→ Aim of the task
Below is a block of records; repeat each one exactly.

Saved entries
--- --- ---
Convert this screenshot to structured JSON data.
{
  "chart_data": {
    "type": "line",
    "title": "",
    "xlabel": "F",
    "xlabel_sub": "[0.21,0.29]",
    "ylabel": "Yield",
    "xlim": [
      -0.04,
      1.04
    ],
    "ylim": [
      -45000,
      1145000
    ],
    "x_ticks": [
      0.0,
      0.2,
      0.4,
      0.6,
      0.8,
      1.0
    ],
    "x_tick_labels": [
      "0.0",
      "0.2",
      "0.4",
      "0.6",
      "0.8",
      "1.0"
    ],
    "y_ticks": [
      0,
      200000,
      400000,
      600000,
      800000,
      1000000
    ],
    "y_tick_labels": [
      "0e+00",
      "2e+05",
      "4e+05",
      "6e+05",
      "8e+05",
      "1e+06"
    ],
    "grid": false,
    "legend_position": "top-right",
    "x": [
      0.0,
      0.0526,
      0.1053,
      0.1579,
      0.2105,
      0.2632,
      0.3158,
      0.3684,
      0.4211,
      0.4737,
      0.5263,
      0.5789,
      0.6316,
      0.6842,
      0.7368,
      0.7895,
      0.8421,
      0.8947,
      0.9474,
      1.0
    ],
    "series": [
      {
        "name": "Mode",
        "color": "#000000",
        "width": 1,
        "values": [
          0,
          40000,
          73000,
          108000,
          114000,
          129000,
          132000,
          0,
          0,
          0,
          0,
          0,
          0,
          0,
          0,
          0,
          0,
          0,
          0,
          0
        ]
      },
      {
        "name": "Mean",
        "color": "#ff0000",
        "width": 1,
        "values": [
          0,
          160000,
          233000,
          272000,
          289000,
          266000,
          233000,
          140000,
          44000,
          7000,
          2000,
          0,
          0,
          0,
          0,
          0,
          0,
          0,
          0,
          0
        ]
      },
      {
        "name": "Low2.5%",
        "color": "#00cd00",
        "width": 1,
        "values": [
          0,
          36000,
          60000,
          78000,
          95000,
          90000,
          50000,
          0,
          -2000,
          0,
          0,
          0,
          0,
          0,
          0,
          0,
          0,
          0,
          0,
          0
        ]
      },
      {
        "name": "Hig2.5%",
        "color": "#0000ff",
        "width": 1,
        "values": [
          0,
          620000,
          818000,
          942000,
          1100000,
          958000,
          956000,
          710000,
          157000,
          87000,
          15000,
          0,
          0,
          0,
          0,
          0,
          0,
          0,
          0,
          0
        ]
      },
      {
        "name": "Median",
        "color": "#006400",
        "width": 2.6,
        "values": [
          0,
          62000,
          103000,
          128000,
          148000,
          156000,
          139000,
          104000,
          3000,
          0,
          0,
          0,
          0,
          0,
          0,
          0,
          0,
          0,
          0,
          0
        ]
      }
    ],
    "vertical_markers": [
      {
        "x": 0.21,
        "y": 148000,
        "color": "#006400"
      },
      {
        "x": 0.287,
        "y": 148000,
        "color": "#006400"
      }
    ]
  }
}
--- --- ---
→ The output
Convert this screenshot to structured JSON data.
{
  "chart_data": {
    "type": "line",
    "title": "",
    "xlabel": "F",
    "xlabel_sub": "[0.21,0.29]",
    "ylabel": "Yield",
    "xlim": [
      -0.04,
      1.04
    ],
    "ylim": [
      -45000,
      1145000
    ],
    "x_ticks": [
      0.0,
      0.2,
      0.4,
      0.6,
      0.8,
      1.0
    ],
    "x_tick_labels": [
      "0.0",
      "0.2",
      "0.4",
      "0.6",
      "0.8",
      "1.0"
    ],
    "y_ticks": [
      0,
      200000,
      400000,
      600000,
      800000,
      1000000
    ],
    "y_tick_labels": [
      "0e+00",
      "2e+05",
      "4e+05",
      "6e+05",
      "8e+05",
      "1e+06"
    ],
    "grid": false,
    "legend_position": "top-right",
    "x": [
      0.0,
      0.0526,
      0.1053,
      0.1579,
      0.2105,
      0.2632,
      0.3158,
      0.3684,
      0.4211,
      0.4737,
      0.5263,
      0.5789,
      0.6316,
      0.6842,
      0.7368,
      0.7895,
      0.8421,
      0.8947,
      0.9474,
      1.0
    ],
    "series": [
      {
        "name": "Mode",
        "color": "#000000",
        "width": 1,
        "values": [
          0,
          40000,
          73000,
          108000,
          114000,
          129000,
          132000,
          0,
          0,
          0,
          0,
          0,
          0,
          0,
          0,
          0,
          0,
          0,
          0,
          0
        ]
      },
      {
        "name": "Mean",
        "color": "#ff0000",
        "width": 1,
        "values": [
          0,
          160000,
          233000,
          272000,
          289000,
          266000,
          233000,
          140000,
          44000,
          7000,
          2000,
          0,
          0,
          0,
          0,
          0,
          0,
          0,
          0,
          0
        ]
      },
      {
        "name": "Low2.5%",
        "color": "#00cd00",
        "width": 1,
        "values": [
          0,
          36000,
          60000,
          78000,
          95000,
          90000,
          50000,
          0,
          -2000,
          0,
          0,
          0,
          0,
          0,
          0,
          0,
          0,
          0,
          0,
          0
        ]
      },
      {
        "name": "Hig2.5%",
        "color": "#0000ff",
        "width": 1,
        "values": [
          0,
          620000,
          818000,
          942000,
          1100000,
          958000,
          956000,
          710000,
          157000,
          87000,
          15000,
          0,
          0,
          0,
          0,
          0,
          0,
          0,
          0,
          0
        ]
      },
      {
        "name": "Median",
        "color": "#006400",
        "width": 2.6,
        "values": [
          0,
          62000,
          103000,
          128000,
          148000,
          156000,
          139000,
          104000,
          3000,
          0,
          0,
          0,
          0,
          0,
          0,
          0,
          0,
          0,
          0,
          0
        ]
      }
    ],
    "vertical_markers": [
      {
        "x": 0.21,
        "y": 148000,
        "color": "#006400"
      },
      {
        "x": 0.287,
        "y": 148000,
        "color": "#006400"
      }
    ]
  }
}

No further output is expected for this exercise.